### What you should do:
Extract each line containing the string "where".

### Exercise input:
- - - - -
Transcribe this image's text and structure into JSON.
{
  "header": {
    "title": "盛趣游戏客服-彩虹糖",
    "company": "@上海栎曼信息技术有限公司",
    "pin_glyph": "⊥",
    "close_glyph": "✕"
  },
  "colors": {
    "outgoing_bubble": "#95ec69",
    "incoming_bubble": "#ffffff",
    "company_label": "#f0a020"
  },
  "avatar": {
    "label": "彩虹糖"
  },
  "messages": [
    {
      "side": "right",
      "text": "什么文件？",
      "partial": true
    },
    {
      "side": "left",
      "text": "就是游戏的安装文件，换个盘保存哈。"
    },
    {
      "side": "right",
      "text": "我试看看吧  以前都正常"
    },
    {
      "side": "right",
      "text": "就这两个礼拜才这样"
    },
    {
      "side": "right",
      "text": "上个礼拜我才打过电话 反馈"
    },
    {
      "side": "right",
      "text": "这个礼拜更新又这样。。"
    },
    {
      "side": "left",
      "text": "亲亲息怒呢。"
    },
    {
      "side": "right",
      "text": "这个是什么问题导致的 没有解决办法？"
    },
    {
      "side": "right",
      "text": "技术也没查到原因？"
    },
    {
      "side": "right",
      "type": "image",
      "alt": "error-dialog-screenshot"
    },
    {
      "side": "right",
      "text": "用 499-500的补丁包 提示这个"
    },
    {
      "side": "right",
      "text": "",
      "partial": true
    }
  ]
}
- - - - -
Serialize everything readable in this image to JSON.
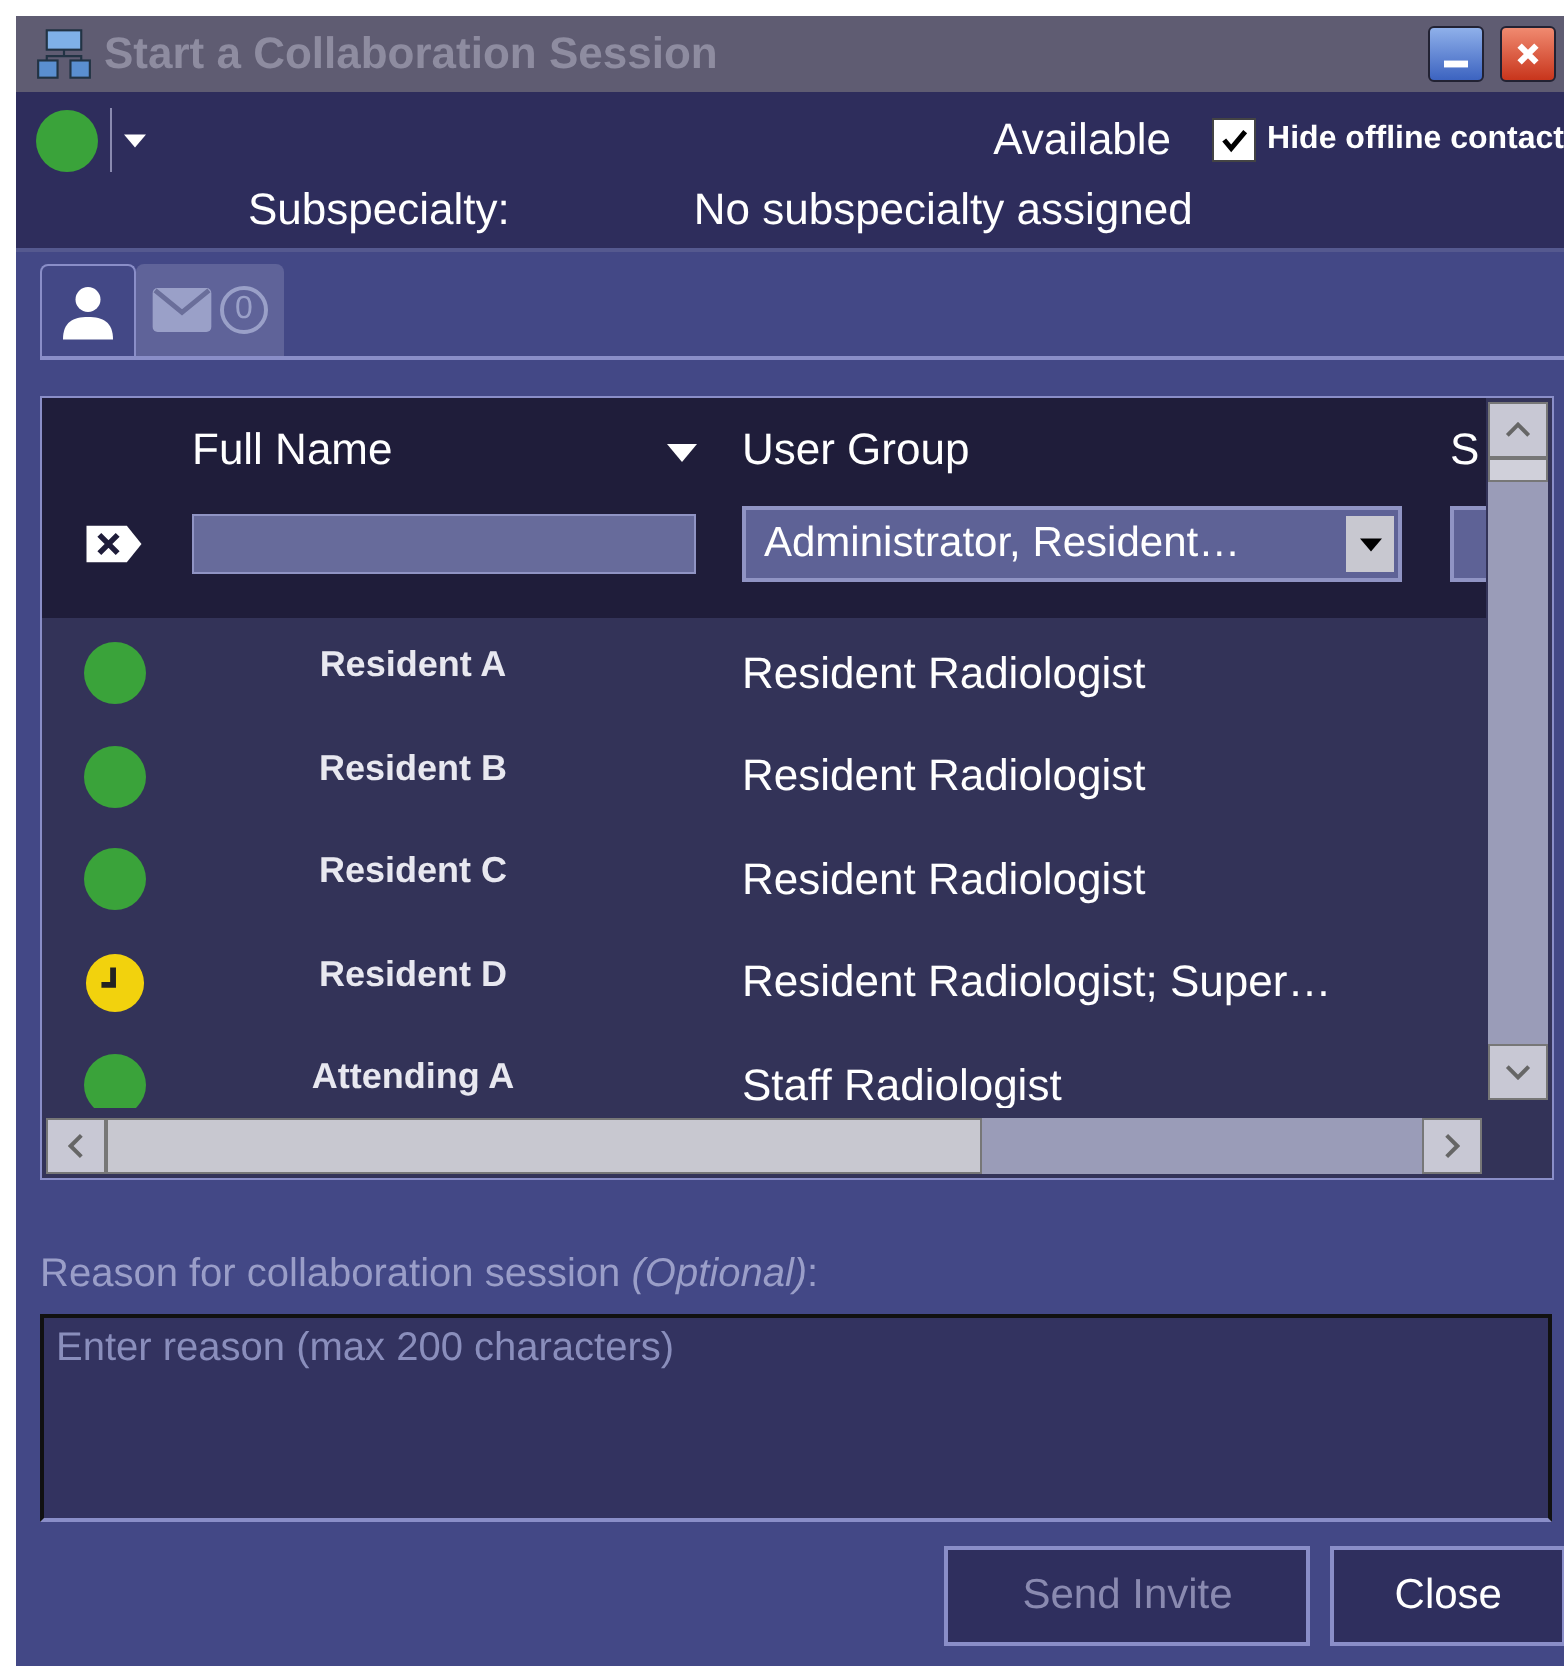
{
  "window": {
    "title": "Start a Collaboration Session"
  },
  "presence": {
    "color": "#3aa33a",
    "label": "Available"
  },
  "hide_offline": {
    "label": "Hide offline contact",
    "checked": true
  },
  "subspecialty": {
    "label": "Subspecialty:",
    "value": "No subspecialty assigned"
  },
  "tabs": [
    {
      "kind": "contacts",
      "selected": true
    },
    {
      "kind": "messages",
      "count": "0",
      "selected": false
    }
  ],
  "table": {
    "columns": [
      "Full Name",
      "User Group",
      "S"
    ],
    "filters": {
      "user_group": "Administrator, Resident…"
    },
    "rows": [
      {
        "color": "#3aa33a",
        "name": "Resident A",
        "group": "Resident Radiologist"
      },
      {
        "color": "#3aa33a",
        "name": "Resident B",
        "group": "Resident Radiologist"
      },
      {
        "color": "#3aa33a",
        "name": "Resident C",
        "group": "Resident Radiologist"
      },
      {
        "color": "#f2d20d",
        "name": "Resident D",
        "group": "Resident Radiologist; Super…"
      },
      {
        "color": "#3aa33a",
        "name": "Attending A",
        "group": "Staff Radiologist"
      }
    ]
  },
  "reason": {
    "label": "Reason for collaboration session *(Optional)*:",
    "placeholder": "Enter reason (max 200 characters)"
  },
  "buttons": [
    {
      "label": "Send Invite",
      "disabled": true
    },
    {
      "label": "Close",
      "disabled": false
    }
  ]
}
- - - - -
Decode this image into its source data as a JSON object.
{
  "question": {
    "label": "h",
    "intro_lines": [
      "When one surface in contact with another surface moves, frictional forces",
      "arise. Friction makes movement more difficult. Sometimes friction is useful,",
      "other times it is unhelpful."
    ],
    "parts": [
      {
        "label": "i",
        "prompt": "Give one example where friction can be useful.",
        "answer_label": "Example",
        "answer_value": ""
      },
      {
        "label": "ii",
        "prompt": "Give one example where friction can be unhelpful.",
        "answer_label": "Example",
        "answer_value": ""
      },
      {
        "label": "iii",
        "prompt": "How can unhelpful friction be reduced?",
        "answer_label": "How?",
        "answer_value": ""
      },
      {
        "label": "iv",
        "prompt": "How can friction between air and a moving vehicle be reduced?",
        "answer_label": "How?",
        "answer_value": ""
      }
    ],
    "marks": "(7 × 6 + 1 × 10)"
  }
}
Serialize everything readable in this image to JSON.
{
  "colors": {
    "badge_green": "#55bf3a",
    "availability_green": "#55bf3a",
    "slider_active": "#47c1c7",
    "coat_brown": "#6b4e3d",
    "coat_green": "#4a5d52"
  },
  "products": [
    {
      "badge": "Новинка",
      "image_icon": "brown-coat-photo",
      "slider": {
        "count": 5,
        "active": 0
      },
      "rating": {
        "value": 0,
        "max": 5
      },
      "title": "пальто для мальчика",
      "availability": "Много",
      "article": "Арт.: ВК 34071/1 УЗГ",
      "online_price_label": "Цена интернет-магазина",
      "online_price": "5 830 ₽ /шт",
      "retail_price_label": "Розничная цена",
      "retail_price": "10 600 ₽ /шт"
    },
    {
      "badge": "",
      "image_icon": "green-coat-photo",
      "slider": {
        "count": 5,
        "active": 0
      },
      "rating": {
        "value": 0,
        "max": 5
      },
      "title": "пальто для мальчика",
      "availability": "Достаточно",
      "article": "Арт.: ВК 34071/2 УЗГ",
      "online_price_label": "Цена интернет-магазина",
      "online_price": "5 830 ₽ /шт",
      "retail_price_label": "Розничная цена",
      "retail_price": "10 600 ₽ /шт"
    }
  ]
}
- - - - -
### Worked solution:
        "prompt": "Give one example where friction can be useful.",
        "prompt": "Give one example where friction can be unhelpful.",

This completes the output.